Look through the records below and give the number of lines holding the string "JSON", nothing more.

(Extracted data entries)
───

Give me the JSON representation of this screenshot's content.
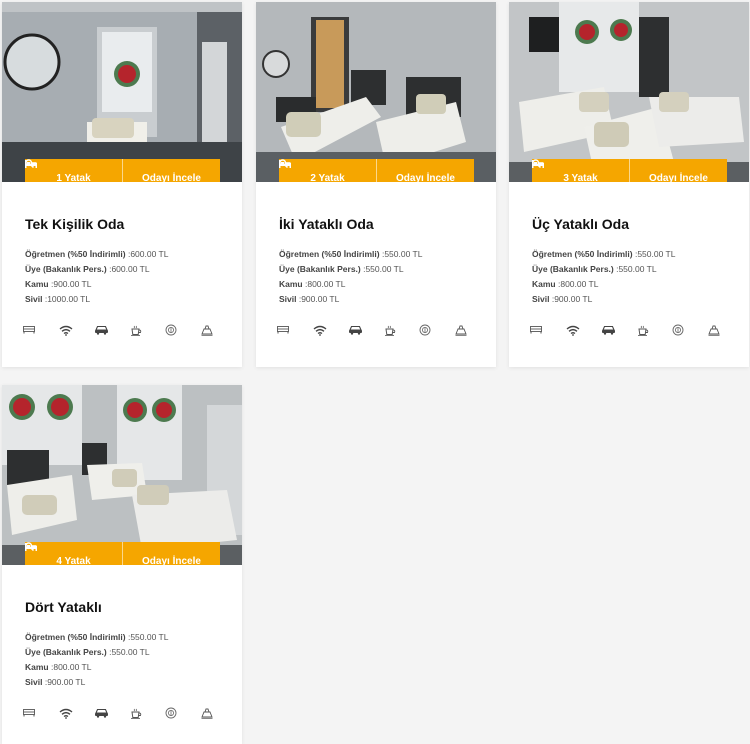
{
  "colors": {
    "accent": "#f5a600",
    "card_bg": "#ffffff",
    "page_bg": "#f4f4f4"
  },
  "rooms": [
    {
      "bed_label": "1 Yatak",
      "view_label": "Odayı İncele",
      "title": "Tek Kişilik Oda",
      "prices": [
        {
          "label": "Öğretmen (%50 İndirimli)",
          "value": " :600.00 TL"
        },
        {
          "label": "Üye (Bakanlık Pers.)",
          "value": " :600.00 TL"
        },
        {
          "label": "Kamu",
          "value": " :900.00 TL"
        },
        {
          "label": "Sivil",
          "value": " :1000.00 TL"
        }
      ]
    },
    {
      "bed_label": "2 Yatak",
      "view_label": "Odayı İncele",
      "title": "İki Yataklı Oda",
      "prices": [
        {
          "label": "Öğretmen (%50 İndirimli)",
          "value": " :550.00 TL"
        },
        {
          "label": "Üye (Bakanlık Pers.)",
          "value": " :550.00 TL"
        },
        {
          "label": "Kamu",
          "value": " :800.00 TL"
        },
        {
          "label": "Sivil",
          "value": " :900.00 TL"
        }
      ]
    },
    {
      "bed_label": "3 Yatak",
      "view_label": "Odayı İncele",
      "title": "Üç Yataklı Oda",
      "prices": [
        {
          "label": "Öğretmen (%50 İndirimli)",
          "value": " :550.00 TL"
        },
        {
          "label": "Üye (Bakanlık Pers.)",
          "value": " :550.00 TL"
        },
        {
          "label": "Kamu",
          "value": " :800.00 TL"
        },
        {
          "label": "Sivil",
          "value": " :900.00 TL"
        }
      ]
    },
    {
      "bed_label": "4 Yatak",
      "view_label": "Odayı İncele",
      "title": "Dört Yataklı",
      "prices": [
        {
          "label": "Öğretmen (%50 İndirimli)",
          "value": " :550.00 TL"
        },
        {
          "label": "Üye (Bakanlık Pers.)",
          "value": " :550.00 TL"
        },
        {
          "label": "Kamu",
          "value": " :800.00 TL"
        },
        {
          "label": "Sivil",
          "value": " :900.00 TL"
        }
      ]
    }
  ],
  "amenity_icons": [
    "bed-icon",
    "wifi-icon",
    "car-icon",
    "coffee-icon",
    "hairdryer-icon",
    "iron-icon"
  ]
}
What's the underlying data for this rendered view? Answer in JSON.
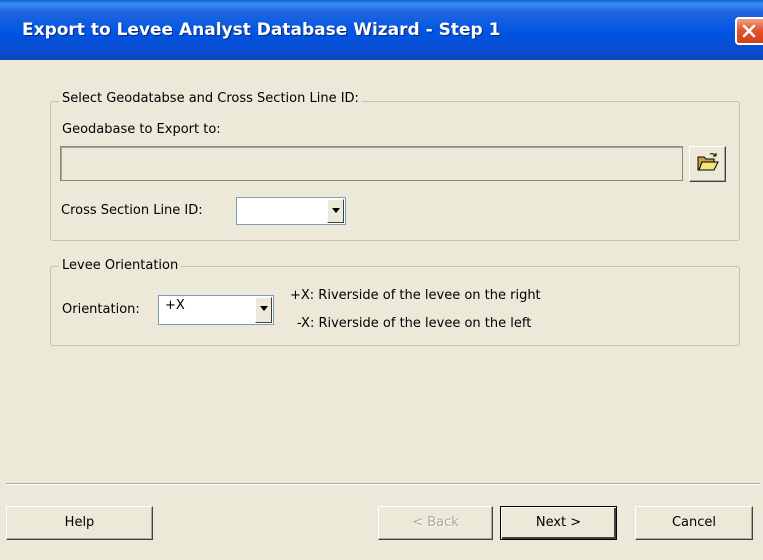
{
  "window": {
    "title": "Export to Levee Analyst Database Wizard - Step 1",
    "close_icon": "close-icon"
  },
  "geodatabase_group": {
    "legend": "Select Geodatabse and Cross Section Line ID:",
    "geodatabase_label": "Geodabase to Export to:",
    "geodatabase_value": "",
    "browse_icon": "open-folder-icon",
    "cross_section_label": "Cross Section Line ID:",
    "cross_section_value": ""
  },
  "orientation_group": {
    "legend": "Levee Orientation",
    "orientation_label": "Orientation:",
    "orientation_value": "+X",
    "hint_plus": "+X: Riverside of the levee on the right",
    "hint_minus": "-X: Riverside of the levee on the left"
  },
  "buttons": {
    "help": "Help",
    "back": "< Back",
    "back_enabled": false,
    "next": "Next >",
    "cancel": "Cancel"
  },
  "colors": {
    "titlebar": "#0054e3",
    "face": "#ece9d8",
    "close_button": "#e2572f"
  }
}
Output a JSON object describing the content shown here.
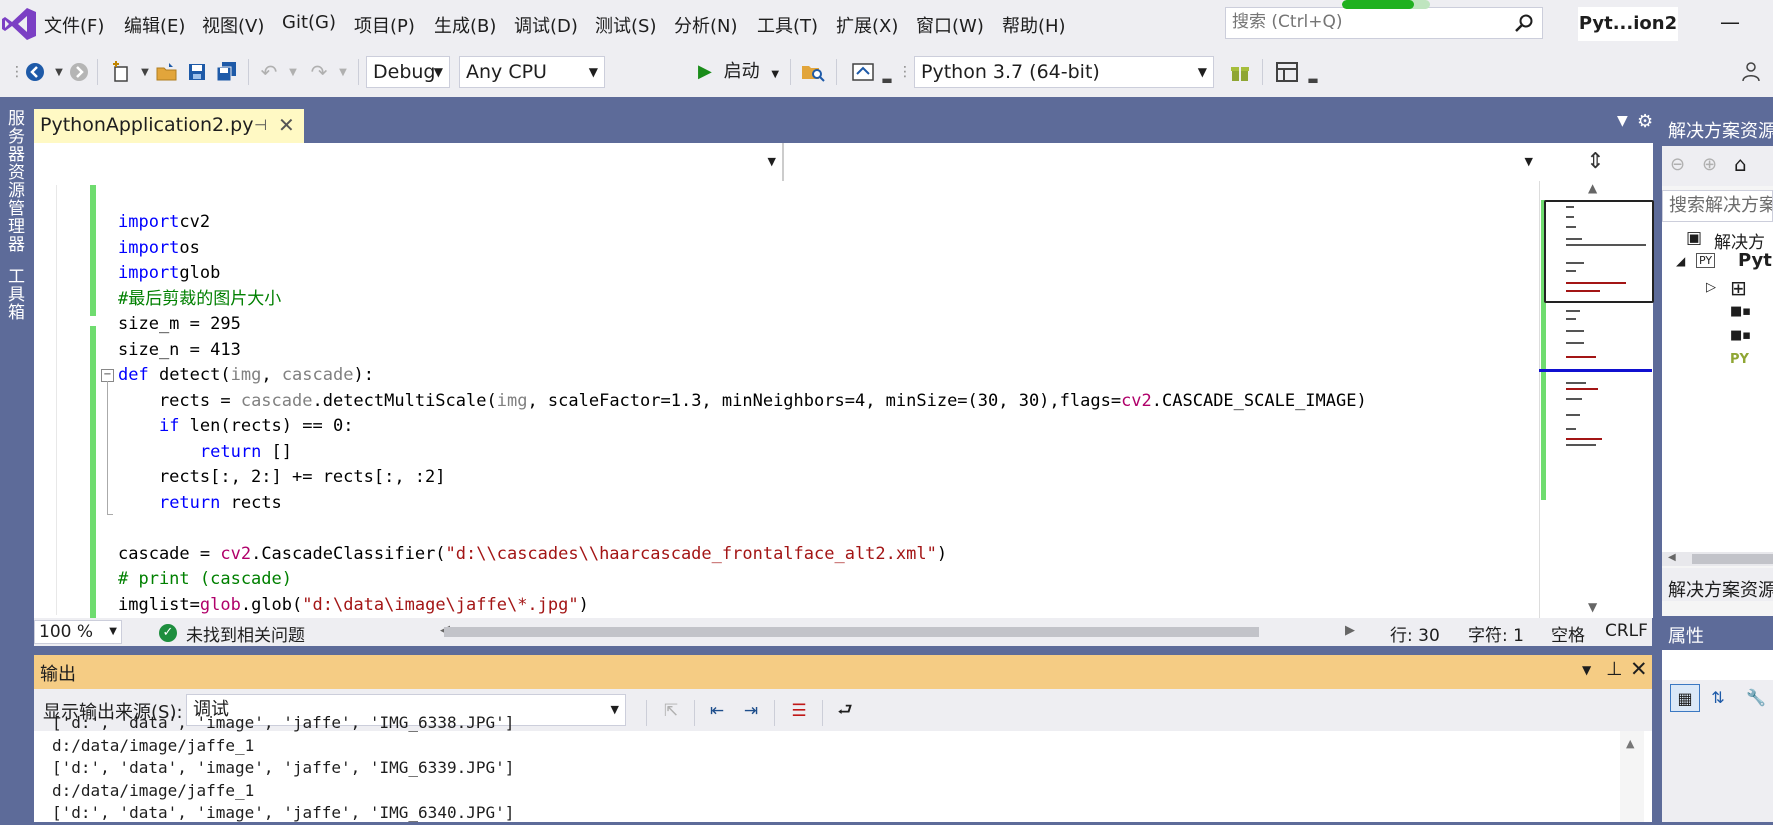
{
  "menubar": {
    "items": [
      "文件(F)",
      "编辑(E)",
      "视图(V)",
      "Git(G)",
      "项目(P)",
      "生成(B)",
      "调试(D)",
      "测试(S)",
      "分析(N)",
      "工具(T)",
      "扩展(X)",
      "窗口(W)",
      "帮助(H)"
    ],
    "search_placeholder": "搜索 (Ctrl+Q)",
    "solution_name": "Pyt...ion2",
    "minimize": "—"
  },
  "toolbar": {
    "config": "Debug",
    "platform": "Any CPU",
    "start_label": "启动",
    "python_env": "Python 3.7 (64-bit)"
  },
  "left_tabs": [
    "服务器资源管理器",
    "工具箱"
  ],
  "document_tab": {
    "title": "PythonApplication2.py",
    "pin": "⊣",
    "close": "✕"
  },
  "editor": {
    "code_lines": [
      [
        [
          "kw",
          "import"
        ],
        [
          "",
          "cv2"
        ]
      ],
      [
        [
          "kw",
          "import"
        ],
        [
          "",
          "os"
        ]
      ],
      [
        [
          "kw",
          "import"
        ],
        [
          "",
          "glob"
        ]
      ],
      [
        [
          "cm",
          "#最后剪裁的图片大小"
        ]
      ],
      [
        [
          "",
          "size_m = 295"
        ]
      ],
      [
        [
          "",
          "size_n = 413"
        ]
      ],
      [
        [
          "kw",
          "def"
        ],
        [
          "",
          " detect("
        ],
        [
          "par",
          "img"
        ],
        [
          "",
          ", "
        ],
        [
          "par",
          "cascade"
        ],
        [
          "",
          "):"
        ]
      ],
      [
        [
          "",
          "    rects = "
        ],
        [
          "par",
          "cascade"
        ],
        [
          "",
          ".detectMultiScale("
        ],
        [
          "par",
          "img"
        ],
        [
          "",
          ", scaleFactor=1.3, minNeighbors=4, minSize=(30, 30),flags="
        ],
        [
          "mod",
          "cv2"
        ],
        [
          "",
          ".CASCADE_SCALE_IMAGE)"
        ]
      ],
      [
        [
          "",
          "    "
        ],
        [
          "kw",
          "if"
        ],
        [
          "",
          " len(rects) == 0:"
        ]
      ],
      [
        [
          "",
          "        "
        ],
        [
          "kw",
          "return"
        ],
        [
          "",
          " []"
        ]
      ],
      [
        [
          "",
          "    rects[:, 2:] += rects[:, :2]"
        ]
      ],
      [
        [
          "",
          "    "
        ],
        [
          "kw",
          "return"
        ],
        [
          "",
          " rects"
        ]
      ],
      [
        [
          "",
          ""
        ]
      ],
      [
        [
          "",
          "cascade = "
        ],
        [
          "mod",
          "cv2"
        ],
        [
          "",
          ".CascadeClassifier("
        ],
        [
          "str",
          "\"d:\\\\cascades\\\\haarcascade_frontalface_alt2.xml\""
        ],
        [
          "",
          ")"
        ]
      ],
      [
        [
          "cm",
          "# print (cascade)"
        ]
      ],
      [
        [
          "",
          "imglist="
        ],
        [
          "mod",
          "glob"
        ],
        [
          "",
          ".glob("
        ],
        [
          "str",
          "\"d:\\data\\image\\jaffe\\*.jpg\""
        ],
        [
          "",
          ")"
        ]
      ]
    ]
  },
  "status": {
    "zoom": "100 %",
    "issues": "未找到相关问题",
    "line": "行: 30",
    "char": "字符: 1",
    "spaces": "空格",
    "eol": "CRLF"
  },
  "output": {
    "title": "输出",
    "source_label": "显示输出来源(S):",
    "source_value": "调试",
    "lines": [
      "['d:', 'data', 'image', 'jaffe', 'IMG_6338.JPG']",
      "d:/data/image/jaffe_1",
      "['d:', 'data', 'image', 'jaffe', 'IMG_6339.JPG']",
      "d:/data/image/jaffe_1",
      "['d:', 'data', 'image', 'jaffe', 'IMG_6340.JPG']"
    ]
  },
  "solution_explorer": {
    "title": "解决方案资源",
    "search_placeholder": "搜索解决方案",
    "tree": [
      "解决方",
      "Pyt"
    ],
    "footer": "解决方案资源"
  },
  "properties": {
    "title": "属性"
  },
  "colors": {
    "accent": "#5d6b99",
    "chrome": "#eeeef2",
    "output_title": "#f5cc84",
    "doc_tab": "#fff9c4",
    "change_margin": "#6fdc6f"
  },
  "build_progress": 0.82
}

───

• [Solution to this exercise] 3